- [Aim] Each line containing the word "subtitle" should be found and copied.

[Collected data]
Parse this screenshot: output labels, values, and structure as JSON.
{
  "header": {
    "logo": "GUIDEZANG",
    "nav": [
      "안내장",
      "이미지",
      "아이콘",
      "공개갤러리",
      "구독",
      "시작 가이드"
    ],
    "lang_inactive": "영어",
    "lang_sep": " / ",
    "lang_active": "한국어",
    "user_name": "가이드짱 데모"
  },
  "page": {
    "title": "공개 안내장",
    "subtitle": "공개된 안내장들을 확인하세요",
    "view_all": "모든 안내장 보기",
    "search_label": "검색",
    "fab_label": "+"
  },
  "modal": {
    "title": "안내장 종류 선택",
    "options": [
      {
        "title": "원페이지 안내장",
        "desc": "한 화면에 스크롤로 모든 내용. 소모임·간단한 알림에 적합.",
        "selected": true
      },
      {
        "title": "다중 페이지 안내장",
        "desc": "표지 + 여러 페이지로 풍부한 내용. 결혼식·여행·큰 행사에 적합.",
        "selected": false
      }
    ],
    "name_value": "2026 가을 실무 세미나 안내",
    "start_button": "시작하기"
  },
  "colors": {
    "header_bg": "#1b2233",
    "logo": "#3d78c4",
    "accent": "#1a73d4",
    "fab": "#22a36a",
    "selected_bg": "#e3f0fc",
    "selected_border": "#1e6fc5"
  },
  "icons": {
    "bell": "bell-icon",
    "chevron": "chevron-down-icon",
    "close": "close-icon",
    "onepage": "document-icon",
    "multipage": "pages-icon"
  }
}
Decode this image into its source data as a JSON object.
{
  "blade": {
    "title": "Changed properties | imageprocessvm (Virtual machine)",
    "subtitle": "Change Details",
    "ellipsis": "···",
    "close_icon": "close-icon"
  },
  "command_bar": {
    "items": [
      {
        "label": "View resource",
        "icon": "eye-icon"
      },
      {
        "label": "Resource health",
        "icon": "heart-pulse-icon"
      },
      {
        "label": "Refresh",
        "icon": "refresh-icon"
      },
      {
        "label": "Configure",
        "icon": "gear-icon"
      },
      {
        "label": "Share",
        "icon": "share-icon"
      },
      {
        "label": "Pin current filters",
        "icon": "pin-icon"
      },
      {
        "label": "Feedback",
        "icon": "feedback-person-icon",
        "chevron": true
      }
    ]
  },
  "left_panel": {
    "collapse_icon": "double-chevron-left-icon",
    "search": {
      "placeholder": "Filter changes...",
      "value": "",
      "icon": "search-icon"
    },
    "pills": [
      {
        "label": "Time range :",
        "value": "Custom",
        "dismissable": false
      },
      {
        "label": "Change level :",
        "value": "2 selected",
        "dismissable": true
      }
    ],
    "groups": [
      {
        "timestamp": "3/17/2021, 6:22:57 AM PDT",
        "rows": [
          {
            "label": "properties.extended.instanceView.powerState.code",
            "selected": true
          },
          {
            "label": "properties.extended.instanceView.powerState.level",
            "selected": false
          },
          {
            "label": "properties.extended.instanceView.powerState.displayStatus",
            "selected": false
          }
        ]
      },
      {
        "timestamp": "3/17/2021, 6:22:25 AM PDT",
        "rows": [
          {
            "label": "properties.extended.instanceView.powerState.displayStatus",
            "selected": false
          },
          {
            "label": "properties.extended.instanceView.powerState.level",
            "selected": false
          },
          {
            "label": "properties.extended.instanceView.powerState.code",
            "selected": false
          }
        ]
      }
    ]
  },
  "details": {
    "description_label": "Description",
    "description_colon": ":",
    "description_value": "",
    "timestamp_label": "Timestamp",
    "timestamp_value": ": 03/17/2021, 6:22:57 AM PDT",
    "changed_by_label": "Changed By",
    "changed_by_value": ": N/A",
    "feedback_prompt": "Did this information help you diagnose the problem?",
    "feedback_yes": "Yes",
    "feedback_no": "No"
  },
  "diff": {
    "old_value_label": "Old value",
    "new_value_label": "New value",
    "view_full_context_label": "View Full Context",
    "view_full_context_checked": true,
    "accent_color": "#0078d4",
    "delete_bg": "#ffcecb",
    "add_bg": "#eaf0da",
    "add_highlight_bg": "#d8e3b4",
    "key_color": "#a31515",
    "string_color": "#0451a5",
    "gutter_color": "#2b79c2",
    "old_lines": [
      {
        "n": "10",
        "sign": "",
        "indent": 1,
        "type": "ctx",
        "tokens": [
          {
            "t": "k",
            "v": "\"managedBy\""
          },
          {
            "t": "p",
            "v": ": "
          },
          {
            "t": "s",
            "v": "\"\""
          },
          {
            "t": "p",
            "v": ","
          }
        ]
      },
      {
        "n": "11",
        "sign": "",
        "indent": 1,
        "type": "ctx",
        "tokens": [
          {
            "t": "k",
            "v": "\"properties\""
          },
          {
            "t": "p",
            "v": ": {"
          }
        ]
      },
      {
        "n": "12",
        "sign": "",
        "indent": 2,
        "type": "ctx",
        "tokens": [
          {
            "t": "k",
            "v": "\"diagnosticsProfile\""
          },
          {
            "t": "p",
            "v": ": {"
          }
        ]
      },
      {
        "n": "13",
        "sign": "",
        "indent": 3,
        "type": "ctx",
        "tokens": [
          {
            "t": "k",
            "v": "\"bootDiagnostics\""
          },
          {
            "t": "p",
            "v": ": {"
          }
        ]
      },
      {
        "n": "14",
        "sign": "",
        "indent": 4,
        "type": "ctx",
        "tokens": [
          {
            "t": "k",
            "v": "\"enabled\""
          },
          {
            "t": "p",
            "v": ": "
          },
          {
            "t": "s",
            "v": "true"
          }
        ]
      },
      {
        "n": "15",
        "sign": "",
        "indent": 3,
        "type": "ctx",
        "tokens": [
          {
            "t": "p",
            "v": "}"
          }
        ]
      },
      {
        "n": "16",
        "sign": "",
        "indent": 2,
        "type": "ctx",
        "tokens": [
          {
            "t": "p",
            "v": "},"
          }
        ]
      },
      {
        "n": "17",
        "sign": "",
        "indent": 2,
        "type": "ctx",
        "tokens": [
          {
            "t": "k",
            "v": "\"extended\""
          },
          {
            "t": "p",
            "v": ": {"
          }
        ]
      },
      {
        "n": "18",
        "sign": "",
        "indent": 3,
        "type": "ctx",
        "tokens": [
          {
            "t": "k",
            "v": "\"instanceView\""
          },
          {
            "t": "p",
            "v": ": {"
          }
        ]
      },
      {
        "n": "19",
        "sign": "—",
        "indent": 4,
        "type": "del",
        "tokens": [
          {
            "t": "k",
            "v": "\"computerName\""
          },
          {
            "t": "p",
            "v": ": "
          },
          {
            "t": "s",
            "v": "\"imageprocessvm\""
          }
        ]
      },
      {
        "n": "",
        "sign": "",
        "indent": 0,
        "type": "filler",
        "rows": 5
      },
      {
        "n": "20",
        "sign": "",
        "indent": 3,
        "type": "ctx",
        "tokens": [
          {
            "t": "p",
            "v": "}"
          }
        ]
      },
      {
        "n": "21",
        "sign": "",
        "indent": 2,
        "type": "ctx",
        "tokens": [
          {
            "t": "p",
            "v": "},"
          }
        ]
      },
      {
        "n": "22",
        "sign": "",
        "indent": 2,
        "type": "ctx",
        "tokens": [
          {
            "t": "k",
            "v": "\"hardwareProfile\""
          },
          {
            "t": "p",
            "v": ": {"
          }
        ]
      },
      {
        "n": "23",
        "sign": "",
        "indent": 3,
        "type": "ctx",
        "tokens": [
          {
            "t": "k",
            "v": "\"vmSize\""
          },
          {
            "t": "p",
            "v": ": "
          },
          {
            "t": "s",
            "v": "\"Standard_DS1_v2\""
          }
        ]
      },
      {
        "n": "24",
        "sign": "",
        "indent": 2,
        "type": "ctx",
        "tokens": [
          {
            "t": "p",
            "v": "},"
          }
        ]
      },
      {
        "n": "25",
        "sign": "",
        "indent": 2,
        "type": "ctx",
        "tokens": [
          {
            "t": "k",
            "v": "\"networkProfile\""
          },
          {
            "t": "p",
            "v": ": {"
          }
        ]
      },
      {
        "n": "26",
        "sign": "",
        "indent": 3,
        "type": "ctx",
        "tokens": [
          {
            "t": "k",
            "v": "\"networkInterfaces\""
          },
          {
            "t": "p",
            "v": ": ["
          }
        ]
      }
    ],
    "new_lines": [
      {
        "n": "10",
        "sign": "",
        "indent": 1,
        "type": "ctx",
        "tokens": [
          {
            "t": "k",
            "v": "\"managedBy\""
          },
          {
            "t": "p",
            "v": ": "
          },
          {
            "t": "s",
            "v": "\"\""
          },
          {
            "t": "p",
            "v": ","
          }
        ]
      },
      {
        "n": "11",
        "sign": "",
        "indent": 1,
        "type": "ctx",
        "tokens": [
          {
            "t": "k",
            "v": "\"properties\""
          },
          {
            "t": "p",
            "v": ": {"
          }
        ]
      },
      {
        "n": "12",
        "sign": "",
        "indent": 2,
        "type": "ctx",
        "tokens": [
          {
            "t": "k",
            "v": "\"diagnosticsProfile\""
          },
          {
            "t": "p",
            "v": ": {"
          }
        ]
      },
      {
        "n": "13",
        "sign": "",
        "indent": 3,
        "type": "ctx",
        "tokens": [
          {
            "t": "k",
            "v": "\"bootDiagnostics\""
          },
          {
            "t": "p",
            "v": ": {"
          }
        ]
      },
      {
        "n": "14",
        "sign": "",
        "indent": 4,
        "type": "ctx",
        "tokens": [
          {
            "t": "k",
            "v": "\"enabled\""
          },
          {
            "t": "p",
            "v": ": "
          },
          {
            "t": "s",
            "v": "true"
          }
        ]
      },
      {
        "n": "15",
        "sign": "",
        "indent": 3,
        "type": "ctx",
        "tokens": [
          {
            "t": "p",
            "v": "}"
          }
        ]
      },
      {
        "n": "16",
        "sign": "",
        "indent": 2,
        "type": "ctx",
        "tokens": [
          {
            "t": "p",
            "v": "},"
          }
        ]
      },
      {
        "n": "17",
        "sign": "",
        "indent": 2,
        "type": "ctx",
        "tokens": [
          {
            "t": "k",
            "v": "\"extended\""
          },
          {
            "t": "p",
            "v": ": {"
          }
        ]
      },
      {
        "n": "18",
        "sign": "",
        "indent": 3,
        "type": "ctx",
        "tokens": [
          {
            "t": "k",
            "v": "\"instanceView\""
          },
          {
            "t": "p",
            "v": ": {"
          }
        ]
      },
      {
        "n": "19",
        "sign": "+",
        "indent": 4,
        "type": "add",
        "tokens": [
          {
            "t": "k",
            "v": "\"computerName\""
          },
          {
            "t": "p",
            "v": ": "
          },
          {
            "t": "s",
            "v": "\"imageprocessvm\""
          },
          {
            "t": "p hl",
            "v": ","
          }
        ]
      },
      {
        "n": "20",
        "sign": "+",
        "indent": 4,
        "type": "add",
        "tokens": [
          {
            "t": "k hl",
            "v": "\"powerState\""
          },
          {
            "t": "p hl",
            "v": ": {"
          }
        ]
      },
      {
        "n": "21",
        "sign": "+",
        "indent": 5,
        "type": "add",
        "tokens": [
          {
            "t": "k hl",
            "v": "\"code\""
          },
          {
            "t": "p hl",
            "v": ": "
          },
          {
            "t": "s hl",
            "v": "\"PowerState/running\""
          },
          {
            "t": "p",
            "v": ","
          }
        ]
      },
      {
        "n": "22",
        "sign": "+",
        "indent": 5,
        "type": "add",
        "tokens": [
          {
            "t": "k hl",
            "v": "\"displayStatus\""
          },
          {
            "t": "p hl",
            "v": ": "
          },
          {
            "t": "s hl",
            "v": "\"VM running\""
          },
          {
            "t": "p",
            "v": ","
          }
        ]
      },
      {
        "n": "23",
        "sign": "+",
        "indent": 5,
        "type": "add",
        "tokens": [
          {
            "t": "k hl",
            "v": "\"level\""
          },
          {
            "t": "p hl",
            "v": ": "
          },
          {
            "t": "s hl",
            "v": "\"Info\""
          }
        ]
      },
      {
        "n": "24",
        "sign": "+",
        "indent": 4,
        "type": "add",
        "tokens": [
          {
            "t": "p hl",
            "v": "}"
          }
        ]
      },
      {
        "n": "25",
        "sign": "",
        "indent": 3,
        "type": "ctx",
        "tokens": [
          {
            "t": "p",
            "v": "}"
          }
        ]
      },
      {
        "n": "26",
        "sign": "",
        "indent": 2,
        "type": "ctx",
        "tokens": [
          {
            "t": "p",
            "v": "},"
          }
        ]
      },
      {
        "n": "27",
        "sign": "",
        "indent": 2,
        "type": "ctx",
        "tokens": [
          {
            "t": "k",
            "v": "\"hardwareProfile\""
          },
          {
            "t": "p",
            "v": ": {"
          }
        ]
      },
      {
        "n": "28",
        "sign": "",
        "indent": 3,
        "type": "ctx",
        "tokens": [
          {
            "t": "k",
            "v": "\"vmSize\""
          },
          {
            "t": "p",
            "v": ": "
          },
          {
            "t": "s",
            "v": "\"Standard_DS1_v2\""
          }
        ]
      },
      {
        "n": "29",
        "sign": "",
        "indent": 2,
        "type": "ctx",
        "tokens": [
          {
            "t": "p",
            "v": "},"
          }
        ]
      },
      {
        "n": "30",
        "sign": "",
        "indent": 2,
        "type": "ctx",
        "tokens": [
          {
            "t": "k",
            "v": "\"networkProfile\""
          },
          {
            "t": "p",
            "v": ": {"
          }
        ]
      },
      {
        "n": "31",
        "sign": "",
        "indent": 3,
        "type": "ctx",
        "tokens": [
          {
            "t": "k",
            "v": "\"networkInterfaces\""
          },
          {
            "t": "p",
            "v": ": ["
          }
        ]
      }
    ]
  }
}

- [Finished answer]
    "subtitle": "공개된 안내장들을 확인하세요",
    "subtitle": "Change Details",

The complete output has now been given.